::: Provided records :::
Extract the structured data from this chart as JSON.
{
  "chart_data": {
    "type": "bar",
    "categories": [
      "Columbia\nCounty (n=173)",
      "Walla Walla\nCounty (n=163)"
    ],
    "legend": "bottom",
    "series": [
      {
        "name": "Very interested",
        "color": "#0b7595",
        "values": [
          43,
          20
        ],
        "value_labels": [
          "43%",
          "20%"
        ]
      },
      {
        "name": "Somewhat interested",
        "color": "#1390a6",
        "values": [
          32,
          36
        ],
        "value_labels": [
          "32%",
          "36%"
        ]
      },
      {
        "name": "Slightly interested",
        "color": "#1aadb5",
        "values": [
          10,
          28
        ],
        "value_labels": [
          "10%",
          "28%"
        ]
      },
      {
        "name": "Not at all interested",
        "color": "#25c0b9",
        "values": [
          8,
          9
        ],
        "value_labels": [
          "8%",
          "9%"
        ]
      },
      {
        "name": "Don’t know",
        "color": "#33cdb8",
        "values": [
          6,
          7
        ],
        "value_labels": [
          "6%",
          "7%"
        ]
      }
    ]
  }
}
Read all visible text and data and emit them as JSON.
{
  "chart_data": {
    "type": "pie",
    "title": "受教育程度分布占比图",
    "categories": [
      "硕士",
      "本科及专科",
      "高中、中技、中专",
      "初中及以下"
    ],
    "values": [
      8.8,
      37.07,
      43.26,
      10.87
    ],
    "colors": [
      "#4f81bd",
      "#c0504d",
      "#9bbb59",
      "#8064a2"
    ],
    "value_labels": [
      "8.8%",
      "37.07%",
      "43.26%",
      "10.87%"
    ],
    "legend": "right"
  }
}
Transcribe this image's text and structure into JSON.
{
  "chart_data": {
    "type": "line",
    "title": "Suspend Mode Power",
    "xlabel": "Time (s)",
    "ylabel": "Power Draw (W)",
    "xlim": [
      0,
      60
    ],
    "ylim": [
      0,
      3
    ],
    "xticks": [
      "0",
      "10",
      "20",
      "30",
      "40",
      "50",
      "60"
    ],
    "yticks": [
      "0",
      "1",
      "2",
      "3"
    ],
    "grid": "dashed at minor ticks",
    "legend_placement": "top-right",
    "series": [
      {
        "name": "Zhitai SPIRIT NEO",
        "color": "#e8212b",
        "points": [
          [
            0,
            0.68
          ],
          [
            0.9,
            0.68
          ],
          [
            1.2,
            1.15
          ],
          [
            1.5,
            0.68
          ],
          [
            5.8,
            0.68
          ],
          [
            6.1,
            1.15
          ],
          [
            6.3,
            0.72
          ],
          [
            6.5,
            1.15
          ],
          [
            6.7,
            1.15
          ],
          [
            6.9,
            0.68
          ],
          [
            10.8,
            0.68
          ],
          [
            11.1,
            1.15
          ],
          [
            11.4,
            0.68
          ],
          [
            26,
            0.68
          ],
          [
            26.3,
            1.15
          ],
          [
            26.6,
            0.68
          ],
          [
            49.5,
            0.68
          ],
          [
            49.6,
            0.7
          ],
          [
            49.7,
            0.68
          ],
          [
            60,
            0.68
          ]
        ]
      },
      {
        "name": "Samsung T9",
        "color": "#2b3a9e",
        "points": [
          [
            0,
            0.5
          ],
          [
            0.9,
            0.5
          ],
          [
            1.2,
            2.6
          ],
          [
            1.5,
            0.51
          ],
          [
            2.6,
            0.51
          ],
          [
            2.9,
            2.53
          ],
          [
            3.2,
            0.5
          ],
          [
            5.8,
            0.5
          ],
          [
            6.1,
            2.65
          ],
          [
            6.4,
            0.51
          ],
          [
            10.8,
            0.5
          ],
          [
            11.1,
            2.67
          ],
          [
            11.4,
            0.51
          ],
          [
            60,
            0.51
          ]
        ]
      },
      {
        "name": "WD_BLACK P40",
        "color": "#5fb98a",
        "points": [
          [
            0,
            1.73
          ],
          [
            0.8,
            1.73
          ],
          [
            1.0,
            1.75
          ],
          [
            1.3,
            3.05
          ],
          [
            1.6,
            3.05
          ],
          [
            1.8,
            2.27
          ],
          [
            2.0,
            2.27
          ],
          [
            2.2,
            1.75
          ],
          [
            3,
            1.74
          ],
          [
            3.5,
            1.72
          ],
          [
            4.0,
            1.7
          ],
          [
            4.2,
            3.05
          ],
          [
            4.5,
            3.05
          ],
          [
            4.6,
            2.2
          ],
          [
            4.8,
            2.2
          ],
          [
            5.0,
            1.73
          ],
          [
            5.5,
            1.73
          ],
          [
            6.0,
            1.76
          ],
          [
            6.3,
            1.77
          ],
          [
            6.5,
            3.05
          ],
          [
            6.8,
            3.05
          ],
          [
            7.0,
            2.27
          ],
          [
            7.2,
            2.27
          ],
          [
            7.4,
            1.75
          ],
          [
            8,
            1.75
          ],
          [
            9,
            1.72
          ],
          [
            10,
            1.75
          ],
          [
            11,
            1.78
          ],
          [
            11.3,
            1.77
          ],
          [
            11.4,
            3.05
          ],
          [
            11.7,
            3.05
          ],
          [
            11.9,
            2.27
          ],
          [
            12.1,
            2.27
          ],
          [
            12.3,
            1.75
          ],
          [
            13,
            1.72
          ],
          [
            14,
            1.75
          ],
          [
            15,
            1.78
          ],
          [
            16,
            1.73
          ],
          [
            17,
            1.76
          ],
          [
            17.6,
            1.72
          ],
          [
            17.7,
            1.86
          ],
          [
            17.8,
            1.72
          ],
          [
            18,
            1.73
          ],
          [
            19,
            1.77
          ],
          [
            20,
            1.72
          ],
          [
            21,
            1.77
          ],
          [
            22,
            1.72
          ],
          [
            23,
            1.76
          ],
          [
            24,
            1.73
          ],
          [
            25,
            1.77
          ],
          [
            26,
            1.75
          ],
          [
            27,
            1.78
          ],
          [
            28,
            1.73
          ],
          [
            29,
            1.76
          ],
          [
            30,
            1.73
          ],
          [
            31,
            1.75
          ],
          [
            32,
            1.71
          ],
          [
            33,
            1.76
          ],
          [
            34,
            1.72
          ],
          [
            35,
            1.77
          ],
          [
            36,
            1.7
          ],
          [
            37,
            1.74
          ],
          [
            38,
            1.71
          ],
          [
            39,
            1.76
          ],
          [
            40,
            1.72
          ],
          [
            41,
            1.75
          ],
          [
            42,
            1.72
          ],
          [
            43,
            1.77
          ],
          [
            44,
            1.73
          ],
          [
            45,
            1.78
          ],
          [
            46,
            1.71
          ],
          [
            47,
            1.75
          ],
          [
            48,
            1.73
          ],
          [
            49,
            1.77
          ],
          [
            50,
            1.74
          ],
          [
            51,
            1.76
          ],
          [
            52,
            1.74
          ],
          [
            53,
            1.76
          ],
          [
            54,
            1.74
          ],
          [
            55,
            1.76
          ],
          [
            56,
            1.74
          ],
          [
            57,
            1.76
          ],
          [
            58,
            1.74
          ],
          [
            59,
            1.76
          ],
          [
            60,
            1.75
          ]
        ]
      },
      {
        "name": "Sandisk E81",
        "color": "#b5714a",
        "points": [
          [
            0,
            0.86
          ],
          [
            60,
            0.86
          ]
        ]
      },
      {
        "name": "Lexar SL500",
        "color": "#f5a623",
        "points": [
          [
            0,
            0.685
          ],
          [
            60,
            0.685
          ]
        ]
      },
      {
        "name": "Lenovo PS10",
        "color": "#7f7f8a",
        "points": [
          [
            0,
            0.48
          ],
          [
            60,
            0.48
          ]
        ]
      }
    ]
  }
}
:::
→ Given instruction
Find the word "JSON" in the records and pull out each line that has it.

→ Solution for this problem
Extract the structured data from this chart as JSON.
Read all visible text and data and emit them as JSON.
Transcribe this image's text and structure into JSON.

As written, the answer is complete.